» DATA FOR PROCESSING:
"""
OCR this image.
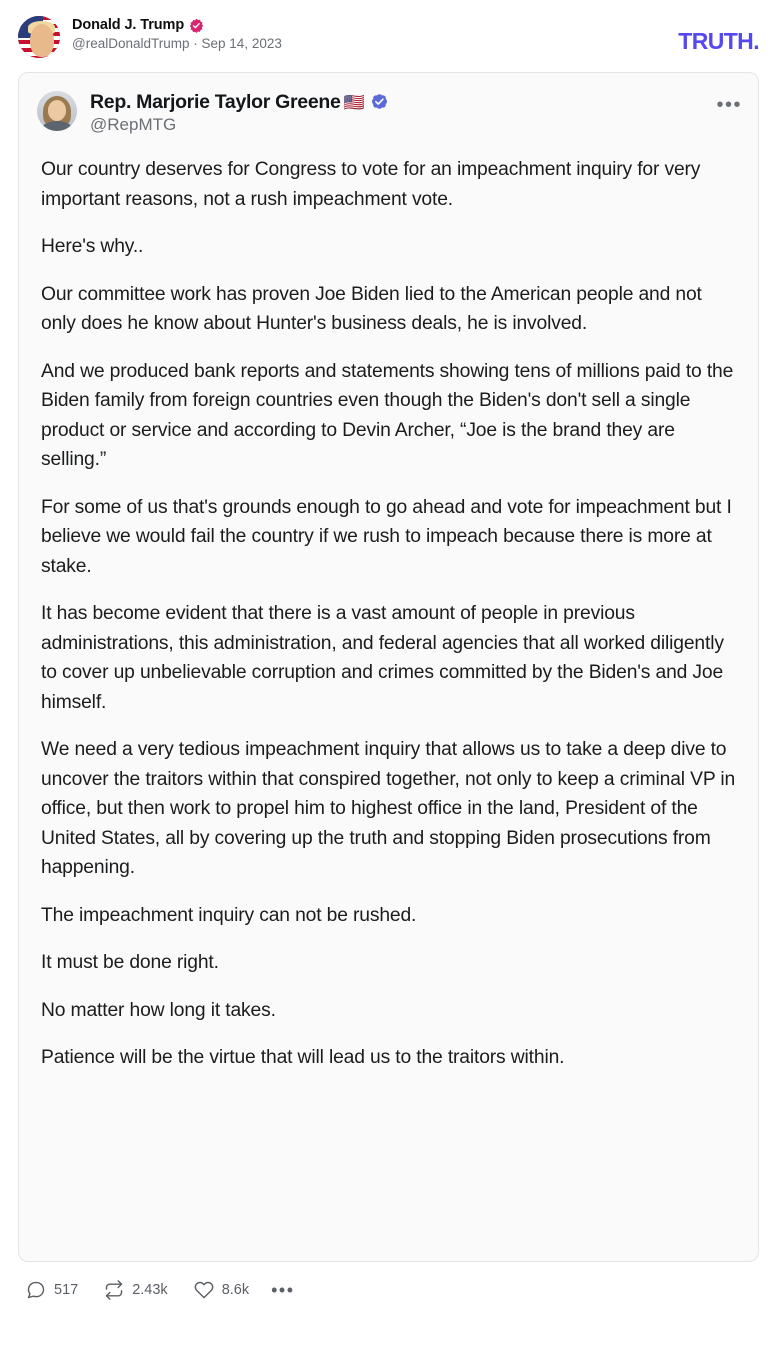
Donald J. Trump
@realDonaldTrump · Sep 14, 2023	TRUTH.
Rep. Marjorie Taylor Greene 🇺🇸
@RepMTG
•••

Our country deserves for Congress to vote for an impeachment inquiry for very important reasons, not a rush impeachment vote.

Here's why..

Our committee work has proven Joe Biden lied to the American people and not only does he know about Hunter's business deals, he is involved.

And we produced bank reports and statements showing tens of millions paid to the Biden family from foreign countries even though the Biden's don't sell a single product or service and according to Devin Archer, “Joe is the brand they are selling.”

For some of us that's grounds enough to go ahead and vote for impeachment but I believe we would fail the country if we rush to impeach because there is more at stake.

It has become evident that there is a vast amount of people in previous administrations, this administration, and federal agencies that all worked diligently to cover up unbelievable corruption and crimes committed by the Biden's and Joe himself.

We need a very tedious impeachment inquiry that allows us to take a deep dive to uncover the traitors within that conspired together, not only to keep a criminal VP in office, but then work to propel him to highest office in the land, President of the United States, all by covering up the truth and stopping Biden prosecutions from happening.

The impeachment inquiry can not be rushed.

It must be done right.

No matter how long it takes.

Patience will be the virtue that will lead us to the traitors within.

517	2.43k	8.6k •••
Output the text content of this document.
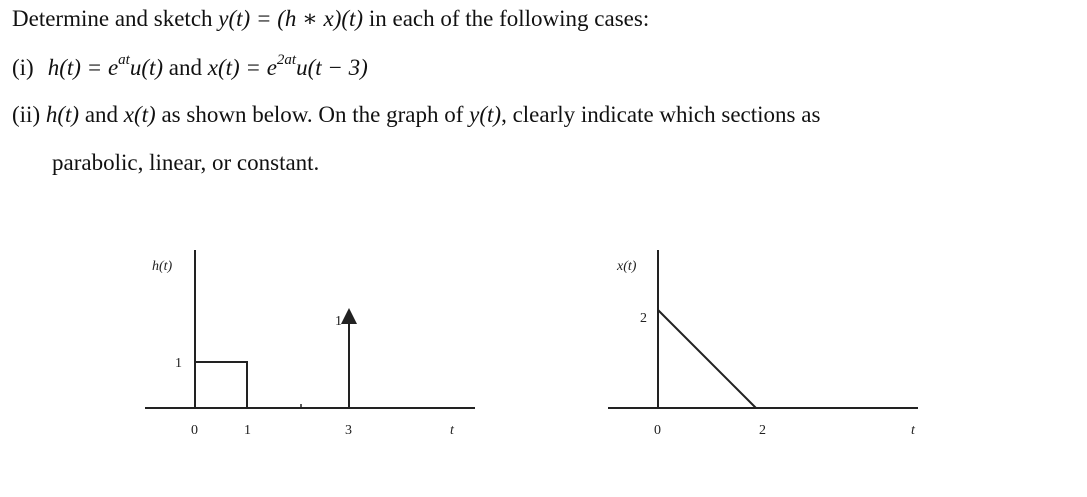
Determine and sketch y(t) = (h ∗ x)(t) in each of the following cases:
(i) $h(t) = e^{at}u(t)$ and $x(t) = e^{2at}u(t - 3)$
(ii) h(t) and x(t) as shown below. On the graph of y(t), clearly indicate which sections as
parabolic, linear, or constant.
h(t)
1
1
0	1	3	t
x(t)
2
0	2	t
"""
» WHAT THE TASK ASKS:
Quote the listing above in full, except for the pictures.

» EXERCISE RESPONSE:
OCR this image.
Donald J. Trump
@realDonaldTrump · Sep 14, 2023	TRUTH.
Rep. Marjorie Taylor Greene 🇺🇸
@RepMTG
•••

Our country deserves for Congress to vote for an impeachment inquiry for very important reasons, not a rush impeachment vote.

Here's why..

Our committee work has proven Joe Biden lied to the American people and not only does he know about Hunter's business deals, he is involved.

And we produced bank reports and statements showing tens of millions paid to the Biden family from foreign countries even though the Biden's don't sell a single product or service and according to Devin Archer, “Joe is the brand they are selling.”

For some of us that's grounds enough to go ahead and vote for impeachment but I believe we would fail the country if we rush to impeach because there is more at stake.

It has become evident that there is a vast amount of people in previous administrations, this administration, and federal agencies that all worked diligently to cover up unbelievable corruption and crimes committed by the Biden's and Joe himself.

We need a very tedious impeachment inquiry that allows us to take a deep dive to uncover the traitors within that conspired together, not only to keep a criminal VP in office, but then work to propel him to highest office in the land, President of the United States, all by covering up the truth and stopping Biden prosecutions from happening.

The impeachment inquiry can not be rushed.

It must be done right.

No matter how long it takes.

Patience will be the virtue that will lead us to the traitors within.

517	2.43k	8.6k •••
Output the text content of this document.
Determine and sketch y(t) = (h ∗ x)(t) in each of the following cases:
(i) $h(t) = e^{at}u(t)$ and $x(t) = e^{2at}u(t - 3)$
(ii) h(t) and x(t) as shown below. On the graph of y(t), clearly indicate which sections as
parabolic, linear, or constant.
h(t)
1
1
0	1	3	t
x(t)
2
0	2	t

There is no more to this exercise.